**PROBLEM STATEMENT:**
Pick out all lines in the listing holding the string "icon" and copy them.

[A run of records]
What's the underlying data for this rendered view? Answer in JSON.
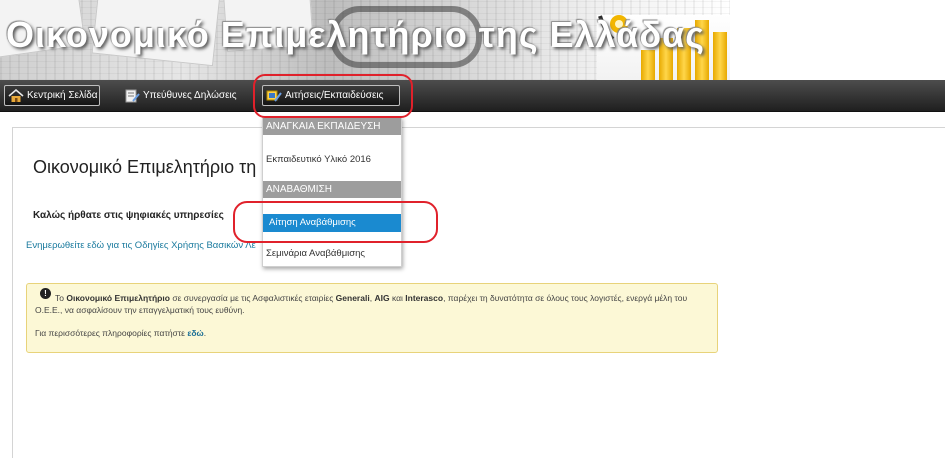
{
  "banner": {
    "title": "Οικονομικό Επιμελητήριο της Ελλάδας"
  },
  "nav": {
    "items": [
      {
        "label": "Κεντρική Σελίδα",
        "icon": "home-icon"
      },
      {
        "label": "Υπεύθυνες Δηλώσεις",
        "icon": "document-icon"
      },
      {
        "label": "Αιτήσεις/Εκπαιδεύσεις",
        "icon": "applications-icon"
      }
    ]
  },
  "dropdown": {
    "section1_header": "ΑΝΑΓΚΑΙΑ ΕΚΠΑΙΔΕΥΣΗ",
    "item_material": "Εκπαιδευτικό Υλικό 2016",
    "section2_header": "ΑΝΑΒΑΘΜΙΣΗ",
    "item_upgrade_request": "Αίτηση Αναβάθμισης",
    "item_upgrade_seminars": "Σεμινάρια Αναβάθμισης"
  },
  "main": {
    "title": "Οικονομικό Επιμελητήριο τη",
    "welcome": "Καλώς ήρθατε στις ψηφιακές υπηρεσίες",
    "info_link": "Ενημερωθείτε εδώ για τις Οδηγίες Χρήσης Βασικών Λε"
  },
  "alert": {
    "text_prefix": "Το",
    "org": "Οικονομικό Επιμελητήριο",
    "text_mid1": "σε συνεργασία με τις Ασφαλιστικές εταιρίες",
    "company1": "Generali",
    "company2": "AIG",
    "and": "και",
    "company3": "Interasco",
    "text_mid2": ", παρέχει τη δυνατότητα σε όλους τους λογιστές, ενεργά μέλη του Ο.Ε.Ε., να ασφαλίσουν την επαγγελματική τους ευθύνη.",
    "more_text": "Για περισσότερες πληροφορίες πατήστε",
    "more_link": "εδώ",
    "period": "."
  },
  "colors": {
    "navbar": "#2b2b2b",
    "highlight": "#e0212b",
    "active_item": "#1a8ad0",
    "link": "#1a7a9e",
    "alert_bg": "#fcf8d6"
  }
}
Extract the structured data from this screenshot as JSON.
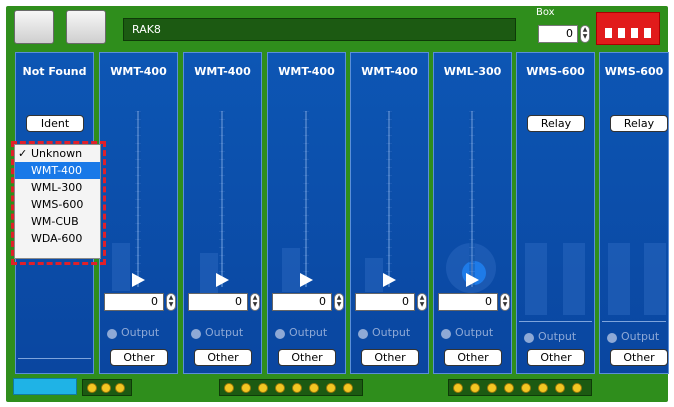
{
  "rack": {
    "name": "RAK8",
    "box_label": "Box",
    "box_value": "0"
  },
  "slots": [
    {
      "title": "Not Found",
      "button": "Ident",
      "has_fader": false
    },
    {
      "title": "WMT-400",
      "fader_value": "0",
      "output": "Output",
      "other": "Other"
    },
    {
      "title": "WMT-400",
      "fader_value": "0",
      "output": "Output",
      "other": "Other"
    },
    {
      "title": "WMT-400",
      "fader_value": "0",
      "output": "Output",
      "other": "Other"
    },
    {
      "title": "WMT-400",
      "fader_value": "0",
      "output": "Output",
      "other": "Other"
    },
    {
      "title": "WML-300",
      "fader_value": "0",
      "output": "Output",
      "other": "Other"
    },
    {
      "title": "WMS-600",
      "button": "Relay",
      "output": "Output",
      "other": "Other"
    },
    {
      "title": "WMS-600",
      "button": "Relay",
      "output": "Output",
      "other": "Other"
    }
  ],
  "dropdown": {
    "checkmark": "✓",
    "items": [
      "Unknown",
      "WMT-400",
      "WML-300",
      "WMS-600",
      "WM-CUB",
      "WDA-600"
    ],
    "checked_index": 0,
    "highlighted_index": 1
  },
  "colors": {
    "rack_green": "#2f8e1c",
    "slot_blue": "#0d56b4",
    "highlight": "#1979e8",
    "dashed_outline": "#e0202a",
    "led_yellow": "#f3c623"
  }
}
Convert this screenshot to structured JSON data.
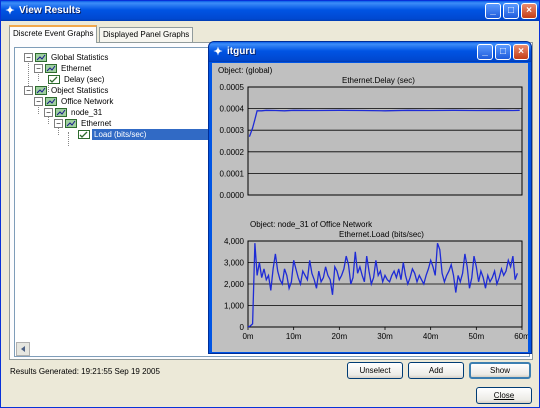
{
  "main_window": {
    "title": "View Results",
    "controls": [
      "_",
      "□",
      "×"
    ]
  },
  "tabs": [
    {
      "label": "Discrete Event Graphs",
      "active": true
    },
    {
      "label": "Displayed Panel Graphs",
      "active": false
    }
  ],
  "tree": {
    "global_statistics": "Global Statistics",
    "global_ethernet": "Ethernet",
    "delay": "Delay (sec)",
    "object_statistics": "Object Statistics",
    "office_network": "Office Network",
    "node_31": "node_31",
    "node_ethernet": "Ethernet",
    "load": "Load (bits/sec)"
  },
  "status": "Results Generated: 19:21:55 Sep 19 2005",
  "buttons": {
    "unselect": "Unselect",
    "add": "Add",
    "show": "Show",
    "close": "Close"
  },
  "graph_window": {
    "title": "itguru",
    "controls": [
      "_",
      "□",
      "×"
    ]
  },
  "chart_data": [
    {
      "type": "line",
      "object_label": "Object: (global)",
      "title": "Ethernet.Delay (sec)",
      "yticks": [
        "0.0005",
        "0.0004",
        "0.0003",
        "0.0002",
        "0.0001",
        "0.0000"
      ],
      "ylim": [
        0,
        0.0005
      ],
      "xlim": [
        0,
        60
      ],
      "series": [
        {
          "color": "#1E2BD6",
          "x": [
            0.3,
            1,
            1.5,
            2,
            3,
            4,
            6,
            8,
            10,
            15,
            20,
            25,
            30,
            35,
            40,
            45,
            50,
            55,
            58,
            59.5
          ],
          "y": [
            0.00027,
            0.00031,
            0.00035,
            0.00039,
            0.00039,
            0.000392,
            0.000391,
            0.00039,
            0.000392,
            0.000391,
            0.000392,
            0.000391,
            0.00039,
            0.000392,
            0.000391,
            0.000392,
            0.000391,
            0.000392,
            0.000391,
            0.000392
          ]
        }
      ]
    },
    {
      "type": "line",
      "object_label": "Object: node_31 of Office Network",
      "title": "Ethernet.Load (bits/sec)",
      "yticks": [
        "4,000",
        "3,000",
        "2,000",
        "1,000",
        "0"
      ],
      "ylim": [
        0,
        4000
      ],
      "xlim": [
        0,
        60
      ],
      "xticks": [
        "0m",
        "10m",
        "20m",
        "30m",
        "40m",
        "50m",
        "60m"
      ],
      "series": [
        {
          "color": "#1E2BD6",
          "x": [
            0.0,
            0.5,
            1.0,
            1.5,
            2.0,
            2.5,
            3.0,
            3.5,
            4.0,
            4.5,
            5.0,
            5.5,
            6.0,
            6.5,
            7.0,
            7.5,
            8.0,
            8.5,
            9.0,
            9.5,
            10.0,
            10.5,
            11.0,
            11.5,
            12.0,
            12.5,
            13.0,
            13.5,
            14.0,
            14.5,
            15.0,
            15.5,
            16.0,
            16.5,
            17.0,
            17.5,
            18.0,
            18.5,
            19.0,
            19.5,
            20.0,
            20.5,
            21.0,
            21.5,
            22.0,
            22.5,
            23.0,
            23.5,
            24.0,
            24.5,
            25.0,
            25.5,
            26.0,
            26.5,
            27.0,
            27.5,
            28.0,
            28.5,
            29.0,
            29.5,
            30.0,
            30.5,
            31.0,
            31.5,
            32.0,
            32.5,
            33.0,
            33.5,
            34.0,
            34.5,
            35.0,
            35.5,
            36.0,
            36.5,
            37.0,
            37.5,
            38.0,
            38.5,
            39.0,
            39.5,
            40.0,
            40.5,
            41.0,
            41.5,
            42.0,
            42.5,
            43.0,
            43.5,
            44.0,
            44.5,
            45.0,
            45.5,
            46.0,
            46.5,
            47.0,
            47.5,
            48.0,
            48.5,
            49.0,
            49.5,
            50.0,
            50.5,
            51.0,
            51.5,
            52.0,
            52.5,
            53.0,
            53.5,
            54.0,
            54.5,
            55.0,
            55.5,
            56.0,
            56.5,
            57.0,
            57.5,
            58.0,
            58.5,
            59.0
          ],
          "y": [
            0,
            50,
            150,
            3900,
            2400,
            3000,
            2300,
            2700,
            2200,
            2400,
            1700,
            2700,
            3400,
            2600,
            2200,
            2000,
            2700,
            2400,
            1800,
            2100,
            3100,
            2700,
            2300,
            2000,
            2600,
            2400,
            2200,
            3100,
            2500,
            2200,
            1800,
            2600,
            2100,
            2300,
            2800,
            2400,
            2200,
            1500,
            2800,
            2600,
            2200,
            2400,
            2700,
            3300,
            2900,
            2000,
            2300,
            3500,
            2500,
            2800,
            2400,
            2100,
            3300,
            2600,
            2000,
            2300,
            3100,
            2400,
            2600,
            2100,
            2400,
            2200,
            2100,
            2400,
            2600,
            2300,
            2700,
            2200,
            3000,
            2400,
            2000,
            2300,
            2700,
            2500,
            2100,
            2400,
            2200,
            2000,
            2400,
            2700,
            3100,
            2800,
            2400,
            3900,
            3600,
            2500,
            2100,
            2400,
            2600,
            2900,
            2400,
            1600,
            2400,
            2100,
            2500,
            3400,
            2800,
            1800,
            2300,
            3300,
            2800,
            2100,
            2600,
            2300,
            1800,
            2400,
            2100,
            2300,
            2600,
            2000,
            2300,
            2700,
            2400,
            2600,
            3100,
            2800,
            3300,
            2200,
            2500
          ]
        }
      ]
    }
  ]
}
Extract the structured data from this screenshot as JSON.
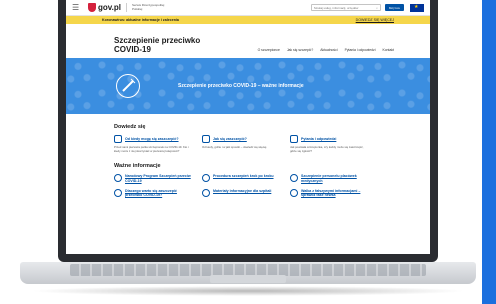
{
  "header": {
    "logo": "gov.pl",
    "service": "Serwis Rzeczypospolitej Polskiej",
    "search_placeholder": "Szukaj usług, informacji, urzędów",
    "login": "Mój Gov"
  },
  "alert": {
    "text": "Koronawirus: aktualne informacje i zalecenia",
    "link": "DOWIEDZ SIĘ WIĘCEJ"
  },
  "page": {
    "title": "Szczepienie przeciwko COVID-19",
    "nav": [
      "O szczepionce",
      "Jak się szczepić?",
      "Aktualności",
      "Pytania i odpowiedzi",
      "Kontakt"
    ]
  },
  "hero": {
    "title": "Szczepienie przeciwko COVID-19 – ważne informacje"
  },
  "learn": {
    "title": "Dowiedz się",
    "cards": [
      {
        "title": "Od kiedy mogę się zaszczepić?",
        "text": "Przed nami pierwsza partia szczepionek na COVID-19. Kto i kiedy może z niej skorzystać w pierwszej kolejności?"
      },
      {
        "title": "Jak się zaszczepić?",
        "text": "Od kiedy, gdzie i w jaki sposób – dowiedz się więcej."
      },
      {
        "title": "Pytania i odpowiedzi",
        "text": "Jak powstała szczepionka, czy każdy może się zaszczepić, gdzie się zgłosić?"
      }
    ]
  },
  "important": {
    "title": "Ważne informacje",
    "items": [
      "Narodowy Program Szczepień przeciw COVID-19",
      "Procedura szczepień krok po kroku",
      "Szczepienie personelu placówek medycznych",
      "Dlaczego warto się zaszczepić przeciwko COVID-19?",
      "Materiały informacyjne dla szpitali",
      "Walka z fałszywymi informacjami – sprawdź fake newsa"
    ]
  },
  "colors": {
    "accent": "#0052a5",
    "alert": "#f5d64b",
    "hero": "#3b8ee0",
    "strip": "#1b6fde"
  }
}
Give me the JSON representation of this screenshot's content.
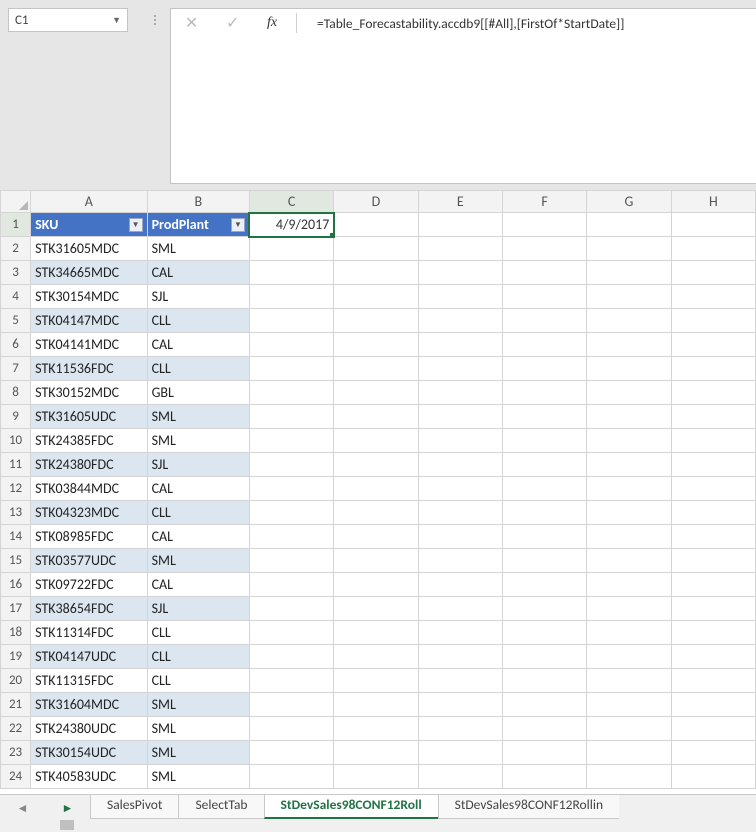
{
  "namebox": {
    "value": "C1"
  },
  "formula": {
    "value": "=Table_Forecastability.accdb9[[#All],[FirstOf*StartDate]]"
  },
  "columns": [
    "A",
    "B",
    "C",
    "D",
    "E",
    "F",
    "G",
    "H"
  ],
  "tableHeaders": {
    "A": "SKU",
    "B": "ProdPlant"
  },
  "activeCell": {
    "row": 1,
    "col": "C",
    "value": "4/9/2017"
  },
  "rows": [
    {
      "n": 2,
      "sku": "STK31605MDC",
      "plant": "SML"
    },
    {
      "n": 3,
      "sku": "STK34665MDC",
      "plant": "CAL"
    },
    {
      "n": 4,
      "sku": "STK30154MDC",
      "plant": "SJL"
    },
    {
      "n": 5,
      "sku": "STK04147MDC",
      "plant": "CLL"
    },
    {
      "n": 6,
      "sku": "STK04141MDC",
      "plant": "CAL"
    },
    {
      "n": 7,
      "sku": "STK11536FDC",
      "plant": "CLL"
    },
    {
      "n": 8,
      "sku": "STK30152MDC",
      "plant": "GBL"
    },
    {
      "n": 9,
      "sku": "STK31605UDC",
      "plant": "SML"
    },
    {
      "n": 10,
      "sku": "STK24385FDC",
      "plant": "SML"
    },
    {
      "n": 11,
      "sku": "STK24380FDC",
      "plant": "SJL"
    },
    {
      "n": 12,
      "sku": "STK03844MDC",
      "plant": "CAL"
    },
    {
      "n": 13,
      "sku": "STK04323MDC",
      "plant": "CLL"
    },
    {
      "n": 14,
      "sku": "STK08985FDC",
      "plant": "CAL"
    },
    {
      "n": 15,
      "sku": "STK03577UDC",
      "plant": "SML"
    },
    {
      "n": 16,
      "sku": "STK09722FDC",
      "plant": "CAL"
    },
    {
      "n": 17,
      "sku": "STK38654FDC",
      "plant": "SJL"
    },
    {
      "n": 18,
      "sku": "STK11314FDC",
      "plant": "CLL"
    },
    {
      "n": 19,
      "sku": "STK04147UDC",
      "plant": "CLL"
    },
    {
      "n": 20,
      "sku": "STK11315FDC",
      "plant": "CLL"
    },
    {
      "n": 21,
      "sku": "STK31604MDC",
      "plant": "SML"
    },
    {
      "n": 22,
      "sku": "STK24380UDC",
      "plant": "SML"
    },
    {
      "n": 23,
      "sku": "STK30154UDC",
      "plant": "SML"
    },
    {
      "n": 24,
      "sku": "STK40583UDC",
      "plant": "SML"
    }
  ],
  "sheetTabs": [
    {
      "label": "SalesPivot",
      "active": false
    },
    {
      "label": "SelectTab",
      "active": false
    },
    {
      "label": "StDevSales98CONF12Roll",
      "active": true
    },
    {
      "label": "StDevSales98CONF12Rollin",
      "active": false
    }
  ]
}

**SOLUTION:**
        "icon": "home-icon"
        "icon": "document-icon"
        "icon": "applications-icon"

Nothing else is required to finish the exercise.